• **SHORT PROBLEM**
Filter out everything except lines holding "text".

(Raw records)
>>

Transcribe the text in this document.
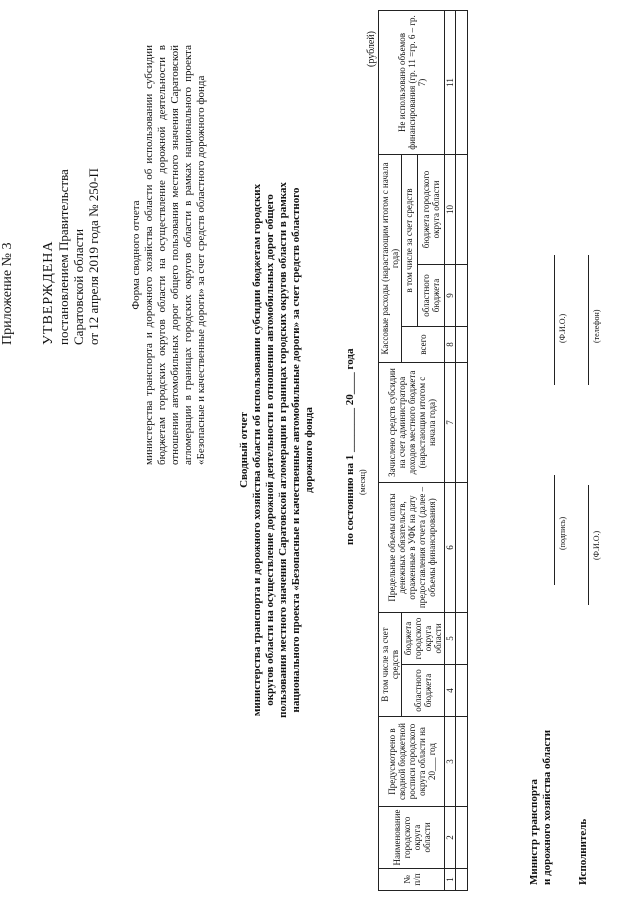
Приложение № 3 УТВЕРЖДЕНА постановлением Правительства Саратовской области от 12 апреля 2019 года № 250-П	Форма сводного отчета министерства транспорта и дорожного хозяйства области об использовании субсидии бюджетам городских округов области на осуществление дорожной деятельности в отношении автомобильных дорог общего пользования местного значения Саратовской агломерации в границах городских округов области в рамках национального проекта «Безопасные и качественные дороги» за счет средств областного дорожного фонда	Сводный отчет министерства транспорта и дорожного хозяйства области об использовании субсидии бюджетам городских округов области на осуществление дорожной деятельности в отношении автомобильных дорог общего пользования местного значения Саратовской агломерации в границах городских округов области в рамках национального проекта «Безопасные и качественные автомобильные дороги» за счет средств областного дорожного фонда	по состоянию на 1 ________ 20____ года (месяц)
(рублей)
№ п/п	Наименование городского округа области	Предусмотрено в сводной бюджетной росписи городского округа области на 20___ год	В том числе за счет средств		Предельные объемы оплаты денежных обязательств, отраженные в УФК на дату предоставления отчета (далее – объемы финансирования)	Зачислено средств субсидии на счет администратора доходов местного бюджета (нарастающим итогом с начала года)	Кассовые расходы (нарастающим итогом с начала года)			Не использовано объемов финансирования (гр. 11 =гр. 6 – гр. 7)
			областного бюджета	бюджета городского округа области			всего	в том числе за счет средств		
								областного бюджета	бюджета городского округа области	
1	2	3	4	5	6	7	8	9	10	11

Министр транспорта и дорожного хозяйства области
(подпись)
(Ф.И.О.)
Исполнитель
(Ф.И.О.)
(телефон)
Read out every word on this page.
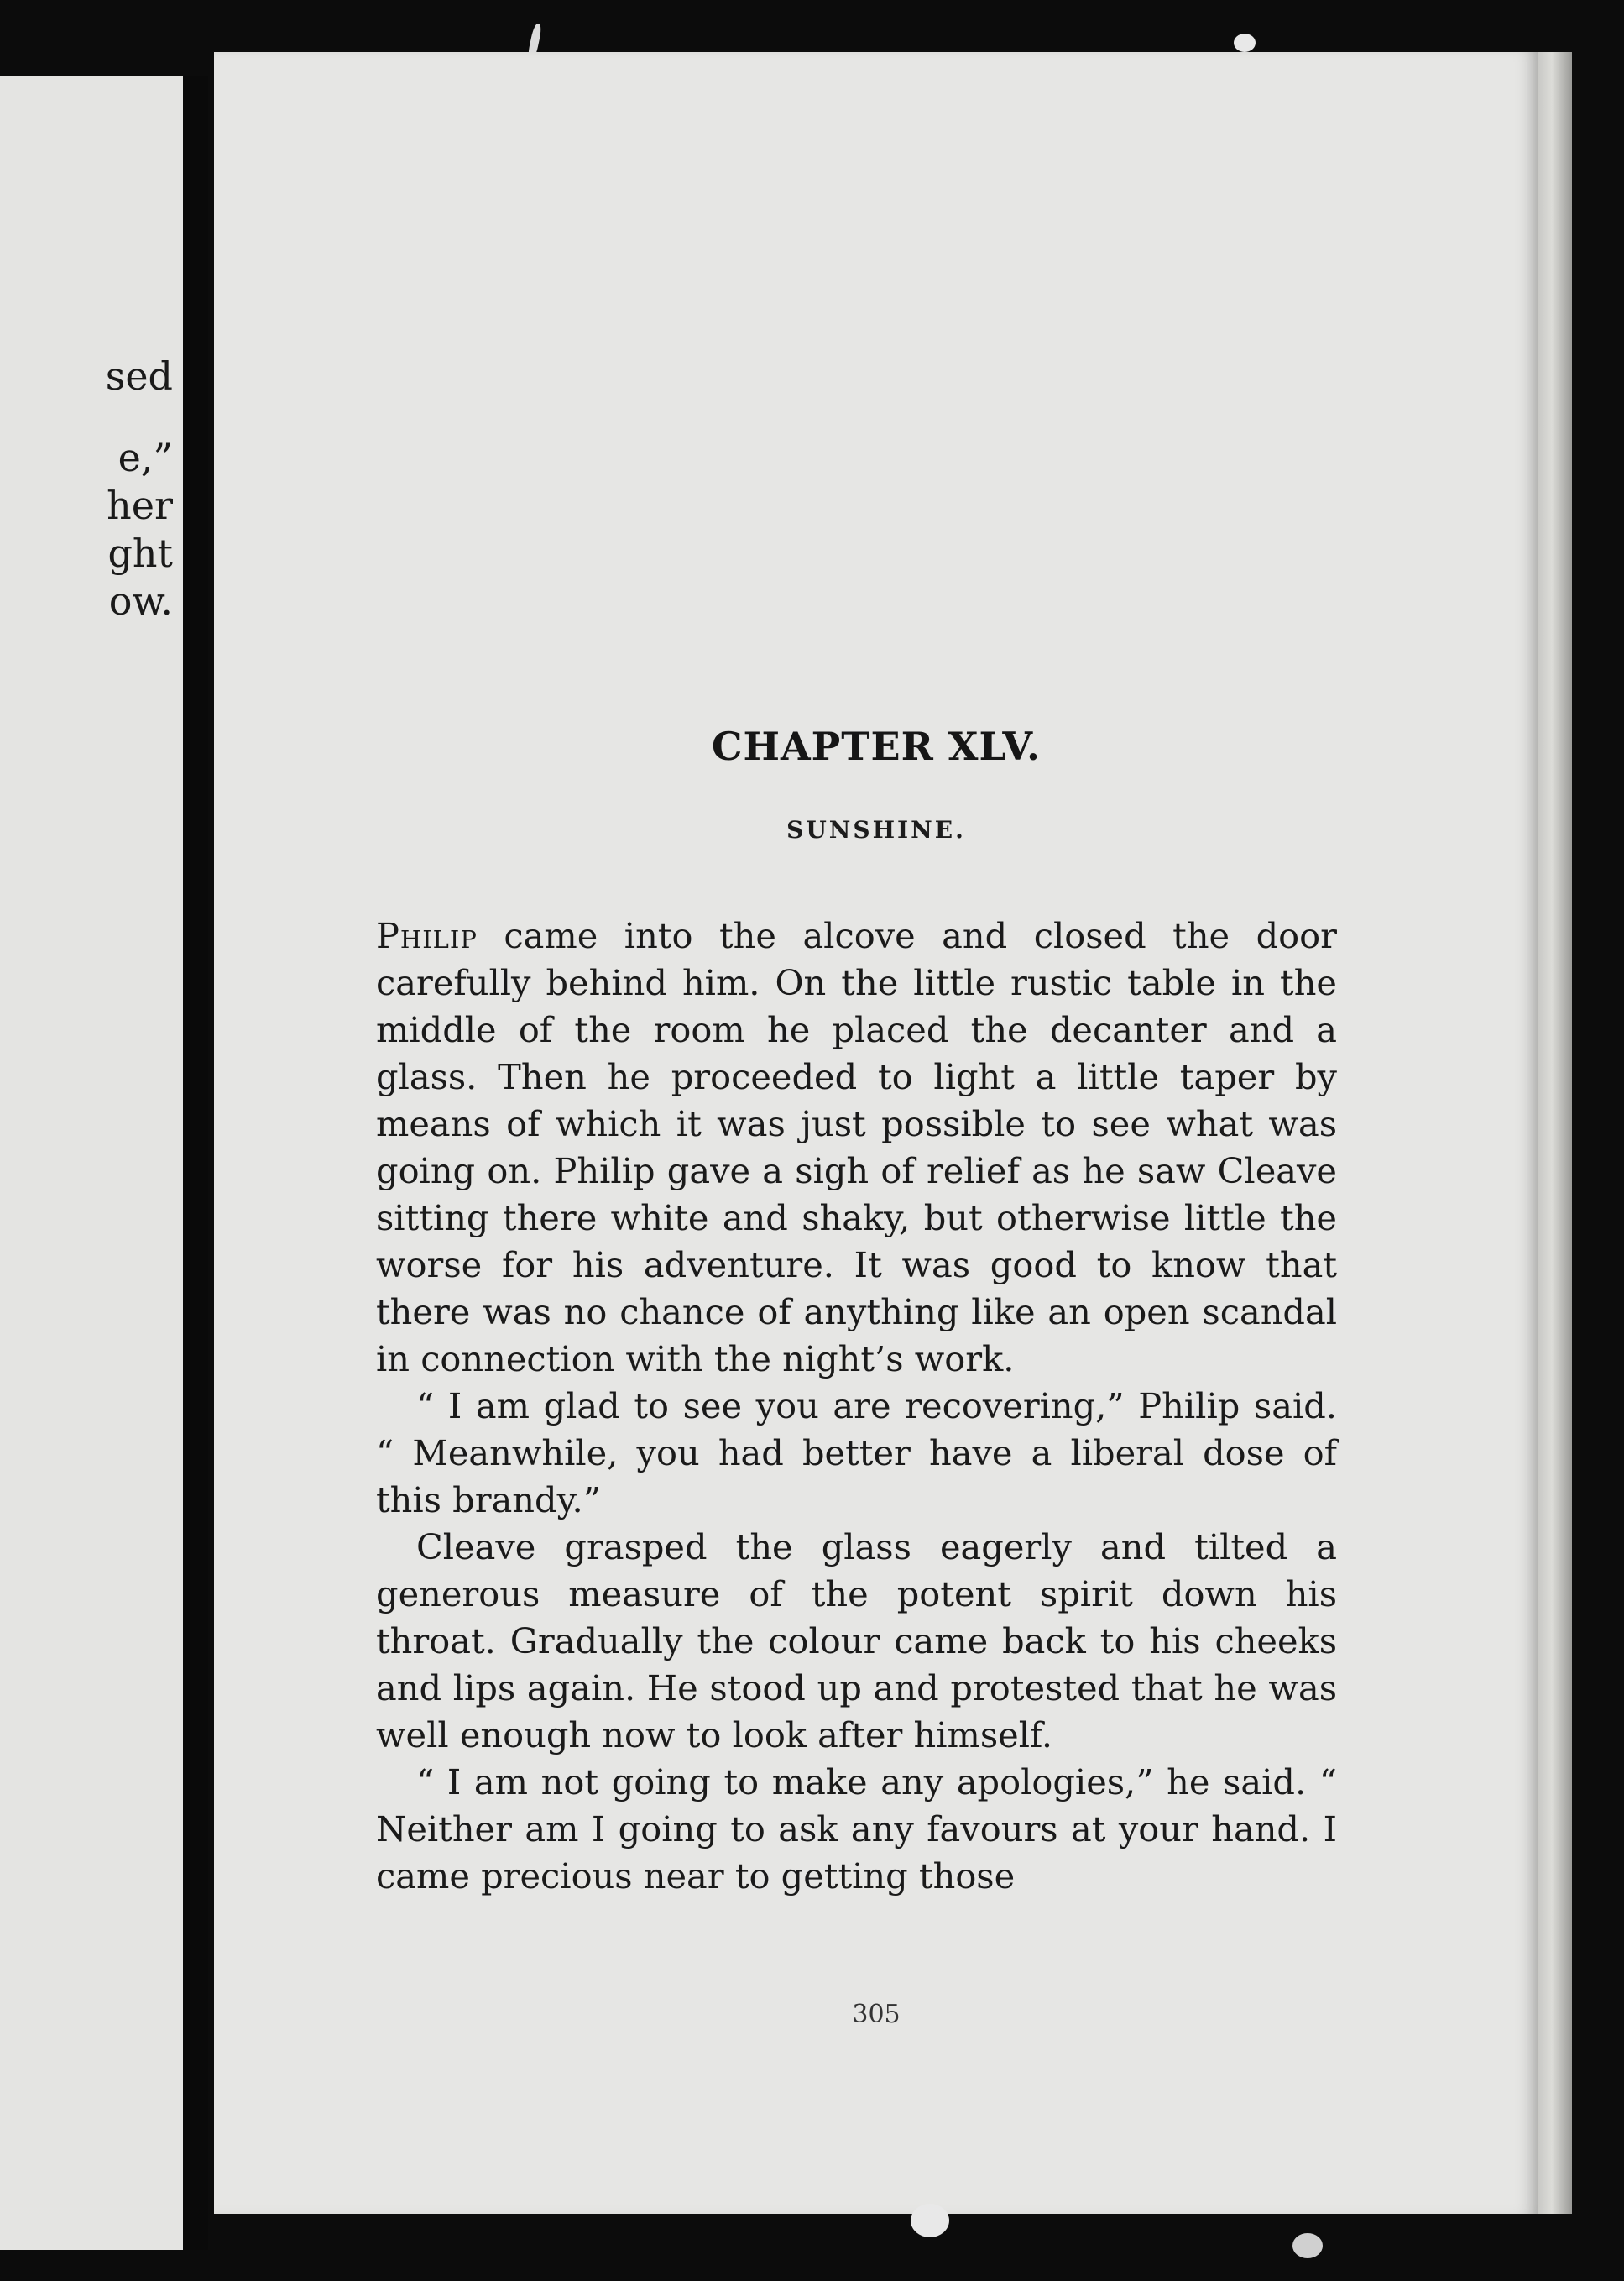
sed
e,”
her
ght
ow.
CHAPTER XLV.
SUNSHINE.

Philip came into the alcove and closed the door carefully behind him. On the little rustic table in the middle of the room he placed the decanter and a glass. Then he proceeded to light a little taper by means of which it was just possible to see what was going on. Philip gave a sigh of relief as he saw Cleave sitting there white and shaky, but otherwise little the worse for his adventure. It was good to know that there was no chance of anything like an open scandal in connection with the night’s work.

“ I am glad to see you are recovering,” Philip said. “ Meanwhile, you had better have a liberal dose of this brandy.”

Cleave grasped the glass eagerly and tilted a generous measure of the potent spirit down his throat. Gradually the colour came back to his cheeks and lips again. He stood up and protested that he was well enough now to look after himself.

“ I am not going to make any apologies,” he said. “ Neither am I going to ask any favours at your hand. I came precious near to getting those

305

<<
>>

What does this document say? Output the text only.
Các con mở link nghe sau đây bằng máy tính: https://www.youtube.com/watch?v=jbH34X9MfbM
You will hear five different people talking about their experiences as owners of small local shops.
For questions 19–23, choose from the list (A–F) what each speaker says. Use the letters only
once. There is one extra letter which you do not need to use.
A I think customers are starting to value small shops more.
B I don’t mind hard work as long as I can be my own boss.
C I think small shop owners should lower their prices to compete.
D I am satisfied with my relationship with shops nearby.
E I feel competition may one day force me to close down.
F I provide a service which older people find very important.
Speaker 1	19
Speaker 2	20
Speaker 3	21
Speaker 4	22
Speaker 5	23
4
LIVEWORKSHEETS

<<

• **CORRECT RESPONSE**
Transcribe the text in this document.
What does this document say? Output the text only.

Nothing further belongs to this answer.